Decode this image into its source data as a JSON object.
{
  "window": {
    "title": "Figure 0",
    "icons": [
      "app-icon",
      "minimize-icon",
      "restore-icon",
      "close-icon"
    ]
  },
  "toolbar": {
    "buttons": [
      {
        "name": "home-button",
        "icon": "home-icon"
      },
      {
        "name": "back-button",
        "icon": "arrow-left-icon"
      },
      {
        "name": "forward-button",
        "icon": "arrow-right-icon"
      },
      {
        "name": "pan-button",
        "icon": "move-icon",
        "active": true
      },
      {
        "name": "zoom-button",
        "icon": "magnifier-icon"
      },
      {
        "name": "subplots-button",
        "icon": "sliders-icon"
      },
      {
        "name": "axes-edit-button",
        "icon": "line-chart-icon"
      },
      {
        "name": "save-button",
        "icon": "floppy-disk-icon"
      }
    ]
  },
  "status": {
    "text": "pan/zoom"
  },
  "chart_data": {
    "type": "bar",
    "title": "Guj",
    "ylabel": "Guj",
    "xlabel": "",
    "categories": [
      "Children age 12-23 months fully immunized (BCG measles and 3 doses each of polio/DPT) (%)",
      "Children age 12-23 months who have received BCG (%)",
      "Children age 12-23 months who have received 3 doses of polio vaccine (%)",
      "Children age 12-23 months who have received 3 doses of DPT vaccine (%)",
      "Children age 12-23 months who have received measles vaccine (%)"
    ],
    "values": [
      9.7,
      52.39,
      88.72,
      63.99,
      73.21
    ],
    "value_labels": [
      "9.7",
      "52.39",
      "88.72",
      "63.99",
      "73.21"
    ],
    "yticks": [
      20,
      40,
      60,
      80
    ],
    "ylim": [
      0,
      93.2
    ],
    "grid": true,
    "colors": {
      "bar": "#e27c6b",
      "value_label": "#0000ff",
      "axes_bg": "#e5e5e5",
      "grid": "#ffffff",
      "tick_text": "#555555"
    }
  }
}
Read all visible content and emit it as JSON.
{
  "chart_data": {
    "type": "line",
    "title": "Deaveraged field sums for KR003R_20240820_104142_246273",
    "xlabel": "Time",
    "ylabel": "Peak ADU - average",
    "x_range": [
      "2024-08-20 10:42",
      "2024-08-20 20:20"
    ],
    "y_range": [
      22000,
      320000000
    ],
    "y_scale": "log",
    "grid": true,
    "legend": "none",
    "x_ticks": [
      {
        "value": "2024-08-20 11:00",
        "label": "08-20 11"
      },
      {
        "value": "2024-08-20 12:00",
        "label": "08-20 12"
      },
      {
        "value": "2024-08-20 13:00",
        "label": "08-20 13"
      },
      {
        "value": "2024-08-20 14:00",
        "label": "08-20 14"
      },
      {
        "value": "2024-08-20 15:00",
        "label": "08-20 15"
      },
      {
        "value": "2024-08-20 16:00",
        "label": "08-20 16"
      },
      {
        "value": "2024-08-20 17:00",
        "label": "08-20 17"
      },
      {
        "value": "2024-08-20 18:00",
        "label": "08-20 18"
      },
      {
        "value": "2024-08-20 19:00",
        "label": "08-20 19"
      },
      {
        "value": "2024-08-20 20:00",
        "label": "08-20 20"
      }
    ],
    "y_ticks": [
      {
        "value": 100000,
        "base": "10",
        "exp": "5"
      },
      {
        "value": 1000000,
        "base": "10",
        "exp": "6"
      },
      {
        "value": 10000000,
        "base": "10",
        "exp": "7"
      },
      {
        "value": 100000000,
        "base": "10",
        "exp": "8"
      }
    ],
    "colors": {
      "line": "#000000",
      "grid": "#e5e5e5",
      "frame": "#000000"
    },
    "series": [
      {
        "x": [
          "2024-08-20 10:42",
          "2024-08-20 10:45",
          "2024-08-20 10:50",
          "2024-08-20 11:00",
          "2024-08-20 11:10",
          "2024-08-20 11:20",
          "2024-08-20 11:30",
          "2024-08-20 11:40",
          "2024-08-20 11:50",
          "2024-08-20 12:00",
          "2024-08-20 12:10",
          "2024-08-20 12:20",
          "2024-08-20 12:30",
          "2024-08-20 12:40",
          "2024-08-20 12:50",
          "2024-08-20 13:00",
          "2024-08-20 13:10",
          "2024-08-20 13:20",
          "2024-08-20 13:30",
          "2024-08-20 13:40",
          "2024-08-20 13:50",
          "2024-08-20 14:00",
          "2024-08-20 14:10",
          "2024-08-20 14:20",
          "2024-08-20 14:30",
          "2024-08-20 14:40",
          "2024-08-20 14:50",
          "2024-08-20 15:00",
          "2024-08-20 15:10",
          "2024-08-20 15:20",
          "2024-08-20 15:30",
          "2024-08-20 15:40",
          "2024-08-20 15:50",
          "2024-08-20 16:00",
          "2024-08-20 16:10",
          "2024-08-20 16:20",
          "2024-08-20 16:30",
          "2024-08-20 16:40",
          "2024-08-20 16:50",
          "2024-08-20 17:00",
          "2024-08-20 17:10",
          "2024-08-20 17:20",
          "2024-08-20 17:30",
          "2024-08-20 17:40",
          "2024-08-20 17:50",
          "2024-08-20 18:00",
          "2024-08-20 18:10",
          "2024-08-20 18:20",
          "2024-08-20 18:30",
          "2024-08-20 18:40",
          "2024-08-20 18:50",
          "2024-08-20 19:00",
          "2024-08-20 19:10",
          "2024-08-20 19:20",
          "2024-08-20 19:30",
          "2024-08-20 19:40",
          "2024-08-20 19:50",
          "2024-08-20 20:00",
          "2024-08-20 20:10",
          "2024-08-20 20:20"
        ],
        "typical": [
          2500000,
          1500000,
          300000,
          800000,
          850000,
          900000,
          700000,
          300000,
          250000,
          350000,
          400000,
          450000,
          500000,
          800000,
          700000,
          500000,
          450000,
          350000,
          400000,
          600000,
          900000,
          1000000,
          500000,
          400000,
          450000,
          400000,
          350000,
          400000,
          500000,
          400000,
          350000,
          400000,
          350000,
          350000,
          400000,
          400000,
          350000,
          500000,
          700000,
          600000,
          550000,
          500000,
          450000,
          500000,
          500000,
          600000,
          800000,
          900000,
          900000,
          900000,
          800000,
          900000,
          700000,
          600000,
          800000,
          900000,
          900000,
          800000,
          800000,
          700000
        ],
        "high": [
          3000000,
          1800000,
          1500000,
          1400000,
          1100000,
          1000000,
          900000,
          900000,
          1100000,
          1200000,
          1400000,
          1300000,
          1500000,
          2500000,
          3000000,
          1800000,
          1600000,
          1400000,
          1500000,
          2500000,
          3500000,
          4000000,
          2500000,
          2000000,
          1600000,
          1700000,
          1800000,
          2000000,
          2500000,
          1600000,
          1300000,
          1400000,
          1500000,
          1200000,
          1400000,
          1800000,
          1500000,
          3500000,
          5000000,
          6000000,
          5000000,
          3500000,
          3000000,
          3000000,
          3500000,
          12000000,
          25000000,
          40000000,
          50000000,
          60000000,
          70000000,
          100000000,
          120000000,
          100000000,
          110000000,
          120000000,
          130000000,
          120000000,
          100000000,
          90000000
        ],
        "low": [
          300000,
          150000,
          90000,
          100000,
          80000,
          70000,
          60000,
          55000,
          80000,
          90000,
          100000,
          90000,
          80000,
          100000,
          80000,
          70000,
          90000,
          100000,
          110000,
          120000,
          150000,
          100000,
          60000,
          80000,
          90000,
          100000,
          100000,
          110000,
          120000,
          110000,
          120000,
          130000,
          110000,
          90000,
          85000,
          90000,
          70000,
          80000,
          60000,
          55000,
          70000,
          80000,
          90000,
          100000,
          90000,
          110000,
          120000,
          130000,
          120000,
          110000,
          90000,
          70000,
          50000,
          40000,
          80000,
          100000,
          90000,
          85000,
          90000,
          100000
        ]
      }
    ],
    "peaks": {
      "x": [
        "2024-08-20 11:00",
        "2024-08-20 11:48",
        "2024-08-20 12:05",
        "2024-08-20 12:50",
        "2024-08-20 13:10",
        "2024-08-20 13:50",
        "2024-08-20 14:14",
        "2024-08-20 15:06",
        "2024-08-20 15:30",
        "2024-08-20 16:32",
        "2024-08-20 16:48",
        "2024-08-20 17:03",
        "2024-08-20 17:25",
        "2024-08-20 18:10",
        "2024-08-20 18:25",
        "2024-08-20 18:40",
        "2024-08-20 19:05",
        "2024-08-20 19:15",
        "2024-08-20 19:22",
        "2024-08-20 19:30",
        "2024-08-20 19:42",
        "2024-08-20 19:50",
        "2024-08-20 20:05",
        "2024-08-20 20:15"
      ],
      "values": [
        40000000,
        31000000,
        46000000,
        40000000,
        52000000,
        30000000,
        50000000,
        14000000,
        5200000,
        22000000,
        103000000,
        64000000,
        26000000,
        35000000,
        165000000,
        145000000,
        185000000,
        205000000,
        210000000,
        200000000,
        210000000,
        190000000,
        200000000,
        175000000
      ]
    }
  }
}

· · · ·

[REQUIRED WORK]:
From the data, collect all lines where the string "name" appears.

[EXERCISE RESPONSE]:
        "name": "home-button",
        "name": "back-button",
        "name": "forward-button",
        "name": "pan-button",
        "name": "zoom-button",
        "name": "subplots-button",
        "name": "axes-edit-button",
        "name": "save-button",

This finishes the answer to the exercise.